Directions for this task - Extract each line of the material that follows exactly and omit its pictures.

[start of Working data]

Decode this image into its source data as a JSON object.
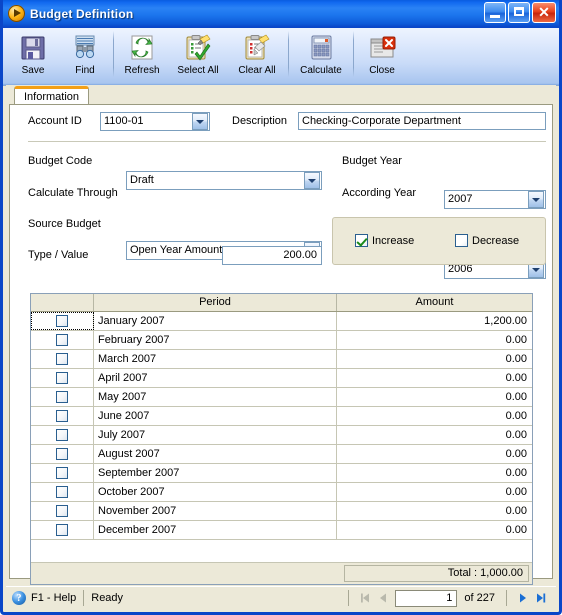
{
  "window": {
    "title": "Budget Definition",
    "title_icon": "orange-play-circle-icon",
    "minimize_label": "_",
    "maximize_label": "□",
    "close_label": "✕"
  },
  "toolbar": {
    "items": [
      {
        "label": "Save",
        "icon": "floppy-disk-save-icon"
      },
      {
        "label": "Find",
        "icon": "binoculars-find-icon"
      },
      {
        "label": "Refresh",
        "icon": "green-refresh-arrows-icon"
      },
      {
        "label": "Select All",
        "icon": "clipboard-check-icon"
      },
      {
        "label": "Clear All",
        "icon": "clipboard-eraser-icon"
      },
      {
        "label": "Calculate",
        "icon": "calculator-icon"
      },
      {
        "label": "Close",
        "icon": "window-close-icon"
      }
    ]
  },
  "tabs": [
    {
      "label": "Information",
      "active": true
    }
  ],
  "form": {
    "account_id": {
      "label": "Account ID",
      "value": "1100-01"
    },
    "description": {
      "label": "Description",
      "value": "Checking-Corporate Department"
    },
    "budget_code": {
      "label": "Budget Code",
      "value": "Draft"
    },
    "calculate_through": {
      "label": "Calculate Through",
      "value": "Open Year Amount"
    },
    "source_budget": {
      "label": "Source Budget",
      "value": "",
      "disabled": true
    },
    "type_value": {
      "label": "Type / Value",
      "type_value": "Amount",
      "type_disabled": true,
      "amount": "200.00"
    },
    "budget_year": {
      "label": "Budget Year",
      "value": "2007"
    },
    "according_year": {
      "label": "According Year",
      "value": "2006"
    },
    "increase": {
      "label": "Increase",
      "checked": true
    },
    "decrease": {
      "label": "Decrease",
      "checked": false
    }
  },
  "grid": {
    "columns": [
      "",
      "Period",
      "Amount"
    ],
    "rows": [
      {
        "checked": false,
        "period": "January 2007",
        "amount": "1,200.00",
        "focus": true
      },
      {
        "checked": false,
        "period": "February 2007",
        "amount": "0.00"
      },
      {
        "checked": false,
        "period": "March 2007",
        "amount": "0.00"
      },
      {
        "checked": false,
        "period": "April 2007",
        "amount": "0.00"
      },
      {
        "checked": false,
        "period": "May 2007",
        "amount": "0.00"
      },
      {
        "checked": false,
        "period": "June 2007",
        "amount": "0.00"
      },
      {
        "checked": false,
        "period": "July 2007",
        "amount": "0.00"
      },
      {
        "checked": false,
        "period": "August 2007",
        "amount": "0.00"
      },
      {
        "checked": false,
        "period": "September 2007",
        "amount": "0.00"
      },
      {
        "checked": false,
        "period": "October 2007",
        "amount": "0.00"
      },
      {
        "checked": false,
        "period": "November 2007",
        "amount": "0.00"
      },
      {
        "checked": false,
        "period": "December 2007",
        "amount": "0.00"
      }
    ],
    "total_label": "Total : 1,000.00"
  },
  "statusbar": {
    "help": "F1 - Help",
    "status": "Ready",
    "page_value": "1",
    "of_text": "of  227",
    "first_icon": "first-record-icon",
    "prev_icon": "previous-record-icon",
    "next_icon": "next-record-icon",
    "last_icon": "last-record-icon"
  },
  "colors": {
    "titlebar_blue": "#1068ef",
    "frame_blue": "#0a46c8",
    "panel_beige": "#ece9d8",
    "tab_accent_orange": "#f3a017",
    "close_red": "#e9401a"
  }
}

[end of Working data]

Final result -
Decode this image into its source data as a JSON object.
{
  "window": {
    "title": "Budget Definition",
    "title_icon": "orange-play-circle-icon",
    "minimize_label": "_",
    "maximize_label": "□",
    "close_label": "✕"
  },
  "toolbar": {
    "items": [
      {
        "label": "Save",
        "icon": "floppy-disk-save-icon"
      },
      {
        "label": "Find",
        "icon": "binoculars-find-icon"
      },
      {
        "label": "Refresh",
        "icon": "green-refresh-arrows-icon"
      },
      {
        "label": "Select All",
        "icon": "clipboard-check-icon"
      },
      {
        "label": "Clear All",
        "icon": "clipboard-eraser-icon"
      },
      {
        "label": "Calculate",
        "icon": "calculator-icon"
      },
      {
        "label": "Close",
        "icon": "window-close-icon"
      }
    ]
  },
  "tabs": [
    {
      "label": "Information",
      "active": true
    }
  ],
  "form": {
    "account_id": {
      "label": "Account ID",
      "value": "1100-01"
    },
    "description": {
      "label": "Description",
      "value": "Checking-Corporate Department"
    },
    "budget_code": {
      "label": "Budget Code",
      "value": "Draft"
    },
    "calculate_through": {
      "label": "Calculate Through",
      "value": "Open Year Amount"
    },
    "source_budget": {
      "label": "Source Budget",
      "value": "",
      "disabled": true
    },
    "type_value": {
      "label": "Type / Value",
      "type_value": "Amount",
      "type_disabled": true,
      "amount": "200.00"
    },
    "budget_year": {
      "label": "Budget Year",
      "value": "2007"
    },
    "according_year": {
      "label": "According Year",
      "value": "2006"
    },
    "increase": {
      "label": "Increase",
      "checked": true
    },
    "decrease": {
      "label": "Decrease",
      "checked": false
    }
  },
  "grid": {
    "columns": [
      "",
      "Period",
      "Amount"
    ],
    "rows": [
      {
        "checked": false,
        "period": "January 2007",
        "amount": "1,200.00",
        "focus": true
      },
      {
        "checked": false,
        "period": "February 2007",
        "amount": "0.00"
      },
      {
        "checked": false,
        "period": "March 2007",
        "amount": "0.00"
      },
      {
        "checked": false,
        "period": "April 2007",
        "amount": "0.00"
      },
      {
        "checked": false,
        "period": "May 2007",
        "amount": "0.00"
      },
      {
        "checked": false,
        "period": "June 2007",
        "amount": "0.00"
      },
      {
        "checked": false,
        "period": "July 2007",
        "amount": "0.00"
      },
      {
        "checked": false,
        "period": "August 2007",
        "amount": "0.00"
      },
      {
        "checked": false,
        "period": "September 2007",
        "amount": "0.00"
      },
      {
        "checked": false,
        "period": "October 2007",
        "amount": "0.00"
      },
      {
        "checked": false,
        "period": "November 2007",
        "amount": "0.00"
      },
      {
        "checked": false,
        "period": "December 2007",
        "amount": "0.00"
      }
    ],
    "total_label": "Total : 1,000.00"
  },
  "statusbar": {
    "help": "F1 - Help",
    "status": "Ready",
    "page_value": "1",
    "of_text": "of  227",
    "first_icon": "first-record-icon",
    "prev_icon": "previous-record-icon",
    "next_icon": "next-record-icon",
    "last_icon": "last-record-icon"
  },
  "colors": {
    "titlebar_blue": "#1068ef",
    "frame_blue": "#0a46c8",
    "panel_beige": "#ece9d8",
    "tab_accent_orange": "#f3a017",
    "close_red": "#e9401a"
  }
}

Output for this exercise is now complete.